-- START OF Data section --

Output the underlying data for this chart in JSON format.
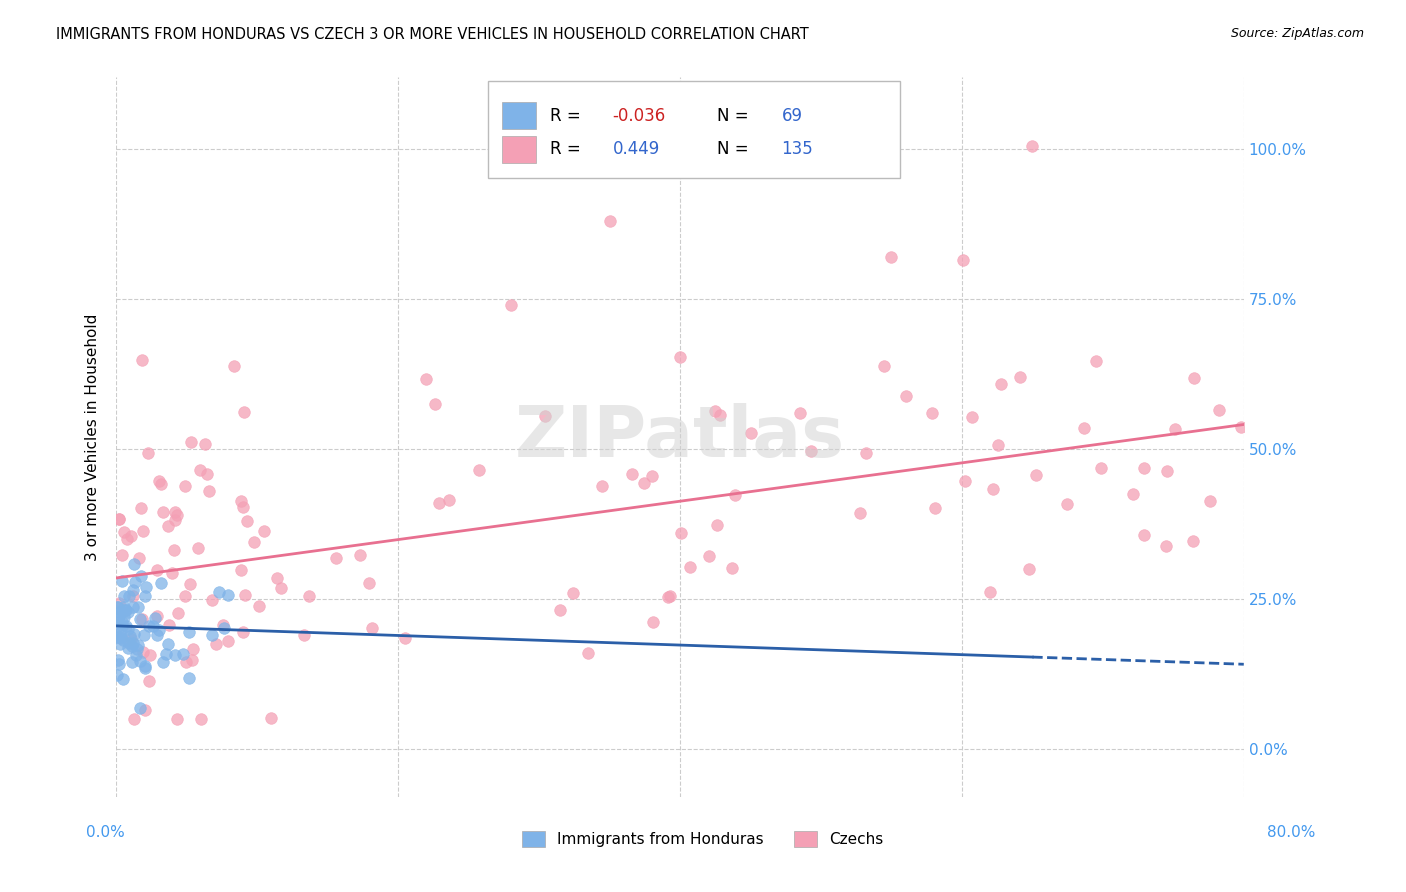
{
  "title": "IMMIGRANTS FROM HONDURAS VS CZECH 3 OR MORE VEHICLES IN HOUSEHOLD CORRELATION CHART",
  "source": "Source: ZipAtlas.com",
  "ylabel": "3 or more Vehicles in Household",
  "xlim": [
    0.0,
    80.0
  ],
  "ylim": [
    -8.0,
    112.0
  ],
  "yticks": [
    0,
    25,
    50,
    75,
    100
  ],
  "blue_R": -0.036,
  "blue_N": 69,
  "pink_R": 0.449,
  "pink_N": 135,
  "blue_color": "#7fb3e8",
  "pink_color": "#f4a0b5",
  "blue_line_color": "#2b5fa8",
  "pink_line_color": "#e87090",
  "legend_blue_label": "Immigrants from Honduras",
  "legend_pink_label": "Czechs",
  "watermark": "ZIPatlas",
  "background_color": "#ffffff",
  "grid_color": "#cccccc",
  "title_fontsize": 10.5,
  "axis_label_color": "#4499ee",
  "blue_line_intercept": 20.5,
  "blue_line_slope": -0.08,
  "blue_line_solid_end": 65,
  "pink_line_intercept": 28.5,
  "pink_line_slope": 0.32
}
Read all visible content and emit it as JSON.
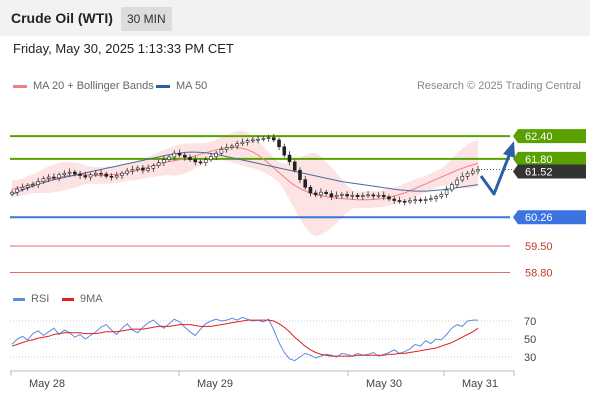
{
  "header": {
    "title": "Crude Oil (WTI)",
    "timeframe": "30 MIN",
    "timestamp": "Friday, May 30, 2025 1:13:33 PM CET"
  },
  "legend": {
    "ma20_label": "MA 20 + Bollinger Bands",
    "ma50_label": "MA 50",
    "credit": "Research © 2025 Trading Central",
    "rsi_label": "RSI",
    "ma9_label": "9MA"
  },
  "colors": {
    "ma20": "#f08080",
    "ma50": "#4a6b9c",
    "bollinger_fill": "#fde3e3",
    "resistance": "#5aa000",
    "support": "#3b73e0",
    "support_secondary": "#e07070",
    "rsi": "#5b8de0",
    "rsi_ma": "#e02020",
    "arrow": "#2d5ea8",
    "current_price_badge": "#333333"
  },
  "icons": {
    "forecast_arrow": "up-arrow-icon"
  },
  "chart_data": [
    {
      "type": "candlestick",
      "title": "Crude Oil (WTI)",
      "timeframe": "30 MIN",
      "x_labels": [
        "May 28",
        "May 29",
        "May 30",
        "May 31"
      ],
      "ylim": [
        58.5,
        62.8
      ],
      "current_price": 61.52,
      "levels": [
        {
          "value": 62.4,
          "label": "62.40",
          "kind": "resistance"
        },
        {
          "value": 61.8,
          "label": "61.80",
          "kind": "resistance"
        },
        {
          "value": 60.26,
          "label": "60.26",
          "kind": "support-pivot"
        },
        {
          "value": 59.5,
          "label": "59.50",
          "kind": "support"
        },
        {
          "value": 58.8,
          "label": "58.80",
          "kind": "support"
        }
      ],
      "close": [
        60.92,
        61.0,
        61.05,
        61.1,
        61.12,
        61.2,
        61.28,
        61.32,
        61.3,
        61.38,
        61.42,
        61.45,
        61.4,
        61.36,
        61.32,
        61.38,
        61.42,
        61.4,
        61.34,
        61.32,
        61.36,
        61.42,
        61.48,
        61.52,
        61.56,
        61.5,
        61.55,
        61.62,
        61.7,
        61.78,
        61.85,
        61.95,
        61.9,
        61.84,
        61.78,
        61.72,
        61.7,
        61.78,
        61.86,
        61.95,
        62.05,
        62.1,
        62.14,
        62.2,
        62.24,
        62.28,
        62.3,
        62.32,
        62.34,
        62.36,
        62.3,
        62.12,
        61.9,
        61.72,
        61.5,
        61.25,
        61.05,
        60.9,
        60.85,
        60.92,
        60.88,
        60.8,
        60.84,
        60.86,
        60.82,
        60.84,
        60.8,
        60.83,
        60.85,
        60.82,
        60.84,
        60.8,
        60.74,
        60.7,
        60.68,
        60.66,
        60.7,
        60.72,
        60.7,
        60.73,
        60.75,
        60.8,
        60.86,
        60.98,
        61.12,
        61.24,
        61.34,
        61.42,
        61.48,
        61.52
      ],
      "ma20": [
        61.0,
        61.03,
        61.06,
        61.1,
        61.14,
        61.18,
        61.22,
        61.25,
        61.28,
        61.32,
        61.34,
        61.36,
        61.37,
        61.38,
        61.38,
        61.37,
        61.36,
        61.36,
        61.37,
        61.38,
        61.39,
        61.41,
        61.44,
        61.47,
        61.5,
        61.54,
        61.58,
        61.62,
        61.66,
        61.7,
        61.73,
        61.75,
        61.78,
        61.81,
        61.84,
        61.88,
        61.92,
        61.96,
        62.0,
        62.04,
        62.07,
        62.09,
        62.1,
        62.1,
        62.08,
        62.04,
        61.98,
        61.9,
        61.8,
        61.68,
        61.56,
        61.44,
        61.32,
        61.2,
        61.1,
        61.02,
        60.95,
        60.9,
        60.86,
        60.83,
        60.8,
        60.78,
        60.76,
        60.75,
        60.74,
        60.73,
        60.72,
        60.72,
        60.72,
        60.73,
        60.74,
        60.76,
        60.78,
        60.82,
        60.86,
        60.9,
        60.96,
        61.02,
        61.08,
        61.14,
        61.2,
        61.26,
        61.32,
        61.38,
        61.44,
        61.5,
        61.55,
        61.6,
        61.64,
        61.68
      ],
      "ma50": [
        60.86,
        60.92,
        60.98,
        61.03,
        61.08,
        61.13,
        61.17,
        61.21,
        61.25,
        61.28,
        61.31,
        61.34,
        61.37,
        61.4,
        61.43,
        61.46,
        61.49,
        61.52,
        61.55,
        61.58,
        61.61,
        61.64,
        61.67,
        61.7,
        61.73,
        61.76,
        61.79,
        61.82,
        61.85,
        61.88,
        61.91,
        61.93,
        61.95,
        61.97,
        61.98,
        61.98,
        61.97,
        61.96,
        61.94,
        61.92,
        61.89,
        61.86,
        61.83,
        61.8,
        61.77,
        61.74,
        61.71,
        61.68,
        61.65,
        61.62,
        61.59,
        61.56,
        61.53,
        61.5,
        61.47,
        61.44,
        61.41,
        61.38,
        61.35,
        61.32,
        61.29,
        61.26,
        61.23,
        61.2,
        61.18,
        61.16,
        61.14,
        61.12,
        61.1,
        61.08,
        61.06,
        61.04,
        61.02,
        61.0,
        60.98,
        60.97,
        60.96,
        60.95,
        60.95,
        60.95,
        60.96,
        60.97,
        60.98,
        61.0,
        61.02,
        61.04,
        61.06,
        61.08,
        61.1,
        61.12
      ]
    },
    {
      "type": "line",
      "title": "RSI",
      "y_ticks": [
        70,
        50,
        30
      ],
      "ylim": [
        20,
        80
      ],
      "series": [
        {
          "name": "RSI",
          "values": [
            44,
            50,
            53,
            49,
            56,
            59,
            54,
            58,
            62,
            55,
            60,
            57,
            52,
            55,
            50,
            54,
            58,
            63,
            66,
            60,
            55,
            62,
            67,
            60,
            57,
            63,
            68,
            71,
            66,
            62,
            67,
            72,
            69,
            63,
            58,
            54,
            61,
            67,
            70,
            72,
            70,
            71,
            73,
            71,
            74,
            72,
            70,
            71,
            69,
            72,
            60,
            46,
            35,
            28,
            26,
            30,
            34,
            32,
            29,
            31,
            33,
            32,
            30,
            34,
            33,
            31,
            34,
            32,
            33,
            35,
            31,
            33,
            35,
            38,
            34,
            36,
            39,
            44,
            42,
            48,
            45,
            50,
            49,
            55,
            62,
            66,
            64,
            70,
            71,
            71
          ]
        },
        {
          "name": "9MA",
          "values": [
            42,
            44,
            46,
            48,
            49,
            51,
            52,
            53,
            55,
            56,
            57,
            57,
            57,
            57,
            56,
            56,
            56,
            57,
            58,
            58,
            58,
            59,
            60,
            61,
            61,
            61,
            62,
            63,
            64,
            64,
            64,
            65,
            66,
            66,
            66,
            65,
            64,
            64,
            64,
            65,
            66,
            67,
            68,
            69,
            70,
            71,
            71,
            71,
            71,
            71,
            70,
            67,
            63,
            58,
            52,
            47,
            42,
            38,
            35,
            33,
            32,
            31,
            31,
            31,
            31,
            31,
            32,
            32,
            32,
            32,
            32,
            32,
            33,
            33,
            34,
            34,
            35,
            36,
            37,
            38,
            39,
            40,
            42,
            44,
            46,
            49,
            52,
            55,
            58,
            62
          ]
        }
      ]
    }
  ]
}
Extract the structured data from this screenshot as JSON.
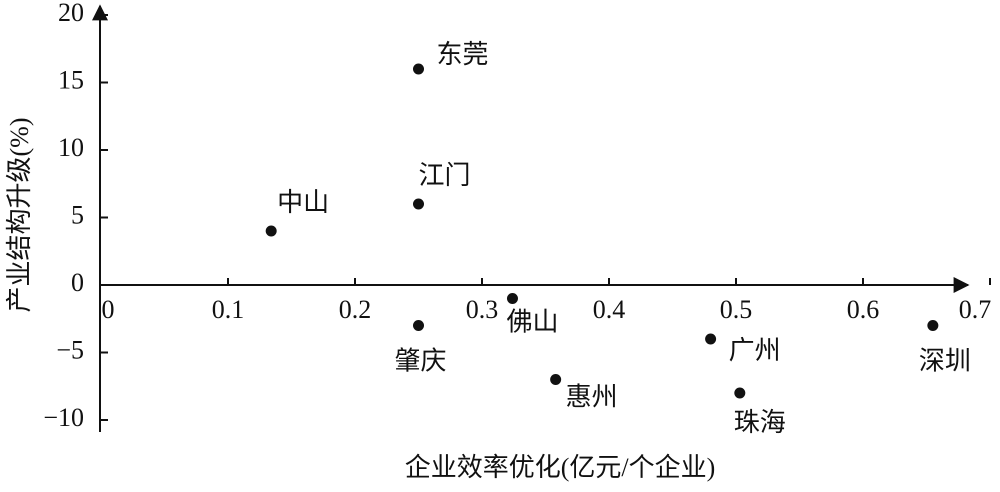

-- END OF Data section --

» **Objective**:
Note each line of the entries that has "arrow" in it, and copy those lines.

» **Solved exercise**:
    "arrow": "#2d5ea8",
    "forecast_arrow": "up-arrow-icon"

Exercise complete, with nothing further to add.